EXCERPTED RECORDS:
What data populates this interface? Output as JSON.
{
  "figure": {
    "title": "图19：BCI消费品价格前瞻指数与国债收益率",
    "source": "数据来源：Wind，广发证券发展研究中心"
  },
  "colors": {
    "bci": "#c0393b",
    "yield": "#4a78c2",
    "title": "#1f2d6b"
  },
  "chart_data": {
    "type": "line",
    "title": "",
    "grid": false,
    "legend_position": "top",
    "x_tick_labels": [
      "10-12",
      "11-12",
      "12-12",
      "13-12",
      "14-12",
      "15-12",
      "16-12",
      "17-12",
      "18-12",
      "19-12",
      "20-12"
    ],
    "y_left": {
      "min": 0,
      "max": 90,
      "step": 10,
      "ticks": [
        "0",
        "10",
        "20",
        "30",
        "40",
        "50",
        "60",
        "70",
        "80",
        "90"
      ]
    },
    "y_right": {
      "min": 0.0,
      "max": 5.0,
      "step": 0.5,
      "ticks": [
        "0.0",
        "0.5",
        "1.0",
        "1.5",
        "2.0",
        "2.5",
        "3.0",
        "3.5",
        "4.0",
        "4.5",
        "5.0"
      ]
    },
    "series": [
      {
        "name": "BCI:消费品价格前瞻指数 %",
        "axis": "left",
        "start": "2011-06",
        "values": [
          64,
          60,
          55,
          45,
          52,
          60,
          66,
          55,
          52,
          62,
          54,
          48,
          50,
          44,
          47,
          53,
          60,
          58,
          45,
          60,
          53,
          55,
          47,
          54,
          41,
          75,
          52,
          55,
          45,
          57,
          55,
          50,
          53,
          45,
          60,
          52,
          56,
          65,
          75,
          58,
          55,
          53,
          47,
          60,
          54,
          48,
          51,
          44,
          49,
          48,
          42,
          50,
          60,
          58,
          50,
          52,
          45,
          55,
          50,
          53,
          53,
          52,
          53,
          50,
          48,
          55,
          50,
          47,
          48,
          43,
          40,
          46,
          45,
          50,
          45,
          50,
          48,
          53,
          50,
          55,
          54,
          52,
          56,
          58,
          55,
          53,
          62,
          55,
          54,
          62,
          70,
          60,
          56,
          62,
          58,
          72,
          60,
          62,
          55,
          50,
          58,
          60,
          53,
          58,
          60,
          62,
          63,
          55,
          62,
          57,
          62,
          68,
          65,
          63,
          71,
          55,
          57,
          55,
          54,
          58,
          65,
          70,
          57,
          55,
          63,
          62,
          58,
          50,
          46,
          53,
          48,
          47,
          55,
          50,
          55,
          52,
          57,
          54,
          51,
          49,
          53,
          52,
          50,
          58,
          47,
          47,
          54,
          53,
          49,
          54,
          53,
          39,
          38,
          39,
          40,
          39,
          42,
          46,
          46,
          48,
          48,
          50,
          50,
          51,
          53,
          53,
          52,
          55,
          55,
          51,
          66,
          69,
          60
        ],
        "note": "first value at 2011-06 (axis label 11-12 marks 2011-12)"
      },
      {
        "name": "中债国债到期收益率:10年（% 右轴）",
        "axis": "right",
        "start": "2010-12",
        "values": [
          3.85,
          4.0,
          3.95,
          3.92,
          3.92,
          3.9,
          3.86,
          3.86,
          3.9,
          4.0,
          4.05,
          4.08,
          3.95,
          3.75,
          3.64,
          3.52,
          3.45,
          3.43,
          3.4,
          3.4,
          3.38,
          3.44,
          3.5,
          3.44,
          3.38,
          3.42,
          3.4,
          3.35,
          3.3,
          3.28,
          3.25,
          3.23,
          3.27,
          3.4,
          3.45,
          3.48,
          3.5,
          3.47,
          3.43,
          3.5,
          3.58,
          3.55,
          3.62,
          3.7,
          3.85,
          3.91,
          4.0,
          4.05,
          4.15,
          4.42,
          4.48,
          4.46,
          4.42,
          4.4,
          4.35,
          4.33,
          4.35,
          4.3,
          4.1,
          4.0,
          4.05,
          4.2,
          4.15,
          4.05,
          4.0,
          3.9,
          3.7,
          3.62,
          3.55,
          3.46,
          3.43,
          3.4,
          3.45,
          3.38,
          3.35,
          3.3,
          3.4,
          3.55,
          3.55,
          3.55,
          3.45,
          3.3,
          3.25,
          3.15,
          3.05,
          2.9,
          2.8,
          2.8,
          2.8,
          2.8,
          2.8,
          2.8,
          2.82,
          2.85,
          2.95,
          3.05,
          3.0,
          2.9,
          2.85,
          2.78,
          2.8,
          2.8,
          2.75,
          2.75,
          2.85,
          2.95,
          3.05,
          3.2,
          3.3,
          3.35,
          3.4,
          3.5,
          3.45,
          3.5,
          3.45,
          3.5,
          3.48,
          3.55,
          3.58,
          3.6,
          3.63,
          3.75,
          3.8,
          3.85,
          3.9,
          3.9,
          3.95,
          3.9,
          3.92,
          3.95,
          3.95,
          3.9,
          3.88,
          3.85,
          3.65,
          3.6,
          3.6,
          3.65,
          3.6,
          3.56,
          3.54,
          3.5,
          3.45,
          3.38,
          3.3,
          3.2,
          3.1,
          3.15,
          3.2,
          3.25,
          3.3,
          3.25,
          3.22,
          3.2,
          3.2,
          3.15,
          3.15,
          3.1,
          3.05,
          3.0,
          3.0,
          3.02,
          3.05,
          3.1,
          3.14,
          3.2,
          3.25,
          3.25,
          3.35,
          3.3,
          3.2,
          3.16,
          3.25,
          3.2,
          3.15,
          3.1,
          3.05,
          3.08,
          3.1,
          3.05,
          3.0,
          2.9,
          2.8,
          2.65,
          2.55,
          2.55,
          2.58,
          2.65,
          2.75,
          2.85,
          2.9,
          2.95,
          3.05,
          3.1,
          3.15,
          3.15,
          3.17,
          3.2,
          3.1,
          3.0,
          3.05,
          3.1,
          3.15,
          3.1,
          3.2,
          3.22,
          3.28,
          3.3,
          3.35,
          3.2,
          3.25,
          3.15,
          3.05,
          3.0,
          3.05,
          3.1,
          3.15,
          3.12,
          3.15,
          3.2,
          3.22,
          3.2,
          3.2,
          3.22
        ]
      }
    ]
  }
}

PROBLEM TO WORK ON:
Using the data above, reproduce every line exactly.

EXERCISE ANSWER:
What data populates this interface? Output as JSON.
{
  "figure": {
    "title": "图19：BCI消费品价格前瞻指数与国债收益率",
    "source": "数据来源：Wind，广发证券发展研究中心"
  },
  "colors": {
    "bci": "#c0393b",
    "yield": "#4a78c2",
    "title": "#1f2d6b"
  },
  "chart_data": {
    "type": "line",
    "title": "",
    "grid": false,
    "legend_position": "top",
    "x_tick_labels": [
      "10-12",
      "11-12",
      "12-12",
      "13-12",
      "14-12",
      "15-12",
      "16-12",
      "17-12",
      "18-12",
      "19-12",
      "20-12"
    ],
    "y_left": {
      "min": 0,
      "max": 90,
      "step": 10,
      "ticks": [
        "0",
        "10",
        "20",
        "30",
        "40",
        "50",
        "60",
        "70",
        "80",
        "90"
      ]
    },
    "y_right": {
      "min": 0.0,
      "max": 5.0,
      "step": 0.5,
      "ticks": [
        "0.0",
        "0.5",
        "1.0",
        "1.5",
        "2.0",
        "2.5",
        "3.0",
        "3.5",
        "4.0",
        "4.5",
        "5.0"
      ]
    },
    "series": [
      {
        "name": "BCI:消费品价格前瞻指数 %",
        "axis": "left",
        "start": "2011-06",
        "values": [
          64,
          60,
          55,
          45,
          52,
          60,
          66,
          55,
          52,
          62,
          54,
          48,
          50,
          44,
          47,
          53,
          60,
          58,
          45,
          60,
          53,
          55,
          47,
          54,
          41,
          75,
          52,
          55,
          45,
          57,
          55,
          50,
          53,
          45,
          60,
          52,
          56,
          65,
          75,
          58,
          55,
          53,
          47,
          60,
          54,
          48,
          51,
          44,
          49,
          48,
          42,
          50,
          60,
          58,
          50,
          52,
          45,
          55,
          50,
          53,
          53,
          52,
          53,
          50,
          48,
          55,
          50,
          47,
          48,
          43,
          40,
          46,
          45,
          50,
          45,
          50,
          48,
          53,
          50,
          55,
          54,
          52,
          56,
          58,
          55,
          53,
          62,
          55,
          54,
          62,
          70,
          60,
          56,
          62,
          58,
          72,
          60,
          62,
          55,
          50,
          58,
          60,
          53,
          58,
          60,
          62,
          63,
          55,
          62,
          57,
          62,
          68,
          65,
          63,
          71,
          55,
          57,
          55,
          54,
          58,
          65,
          70,
          57,
          55,
          63,
          62,
          58,
          50,
          46,
          53,
          48,
          47,
          55,
          50,
          55,
          52,
          57,
          54,
          51,
          49,
          53,
          52,
          50,
          58,
          47,
          47,
          54,
          53,
          49,
          54,
          53,
          39,
          38,
          39,
          40,
          39,
          42,
          46,
          46,
          48,
          48,
          50,
          50,
          51,
          53,
          53,
          52,
          55,
          55,
          51,
          66,
          69,
          60
        ],
        "note": "first value at 2011-06 (axis label 11-12 marks 2011-12)"
      },
      {
        "name": "中债国债到期收益率:10年（% 右轴）",
        "axis": "right",
        "start": "2010-12",
        "values": [
          3.85,
          4.0,
          3.95,
          3.92,
          3.92,
          3.9,
          3.86,
          3.86,
          3.9,
          4.0,
          4.05,
          4.08,
          3.95,
          3.75,
          3.64,
          3.52,
          3.45,
          3.43,
          3.4,
          3.4,
          3.38,
          3.44,
          3.5,
          3.44,
          3.38,
          3.42,
          3.4,
          3.35,
          3.3,
          3.28,
          3.25,
          3.23,
          3.27,
          3.4,
          3.45,
          3.48,
          3.5,
          3.47,
          3.43,
          3.5,
          3.58,
          3.55,
          3.62,
          3.7,
          3.85,
          3.91,
          4.0,
          4.05,
          4.15,
          4.42,
          4.48,
          4.46,
          4.42,
          4.4,
          4.35,
          4.33,
          4.35,
          4.3,
          4.1,
          4.0,
          4.05,
          4.2,
          4.15,
          4.05,
          4.0,
          3.9,
          3.7,
          3.62,
          3.55,
          3.46,
          3.43,
          3.4,
          3.45,
          3.38,
          3.35,
          3.3,
          3.4,
          3.55,
          3.55,
          3.55,
          3.45,
          3.3,
          3.25,
          3.15,
          3.05,
          2.9,
          2.8,
          2.8,
          2.8,
          2.8,
          2.8,
          2.8,
          2.82,
          2.85,
          2.95,
          3.05,
          3.0,
          2.9,
          2.85,
          2.78,
          2.8,
          2.8,
          2.75,
          2.75,
          2.85,
          2.95,
          3.05,
          3.2,
          3.3,
          3.35,
          3.4,
          3.5,
          3.45,
          3.5,
          3.45,
          3.5,
          3.48,
          3.55,
          3.58,
          3.6,
          3.63,
          3.75,
          3.8,
          3.85,
          3.9,
          3.9,
          3.95,
          3.9,
          3.92,
          3.95,
          3.95,
          3.9,
          3.88,
          3.85,
          3.65,
          3.6,
          3.6,
          3.65,
          3.6,
          3.56,
          3.54,
          3.5,
          3.45,
          3.38,
          3.3,
          3.2,
          3.1,
          3.15,
          3.2,
          3.25,
          3.3,
          3.25,
          3.22,
          3.2,
          3.2,
          3.15,
          3.15,
          3.1,
          3.05,
          3.0,
          3.0,
          3.02,
          3.05,
          3.1,
          3.14,
          3.2,
          3.25,
          3.25,
          3.35,
          3.3,
          3.2,
          3.16,
          3.25,
          3.2,
          3.15,
          3.1,
          3.05,
          3.08,
          3.1,
          3.05,
          3.0,
          2.9,
          2.8,
          2.65,
          2.55,
          2.55,
          2.58,
          2.65,
          2.75,
          2.85,
          2.9,
          2.95,
          3.05,
          3.1,
          3.15,
          3.15,
          3.17,
          3.2,
          3.1,
          3.0,
          3.05,
          3.1,
          3.15,
          3.1,
          3.2,
          3.22,
          3.28,
          3.3,
          3.35,
          3.2,
          3.25,
          3.15,
          3.05,
          3.0,
          3.05,
          3.1,
          3.15,
          3.12,
          3.15,
          3.2,
          3.22,
          3.2,
          3.2,
          3.22
        ]
      }
    ]
  }
}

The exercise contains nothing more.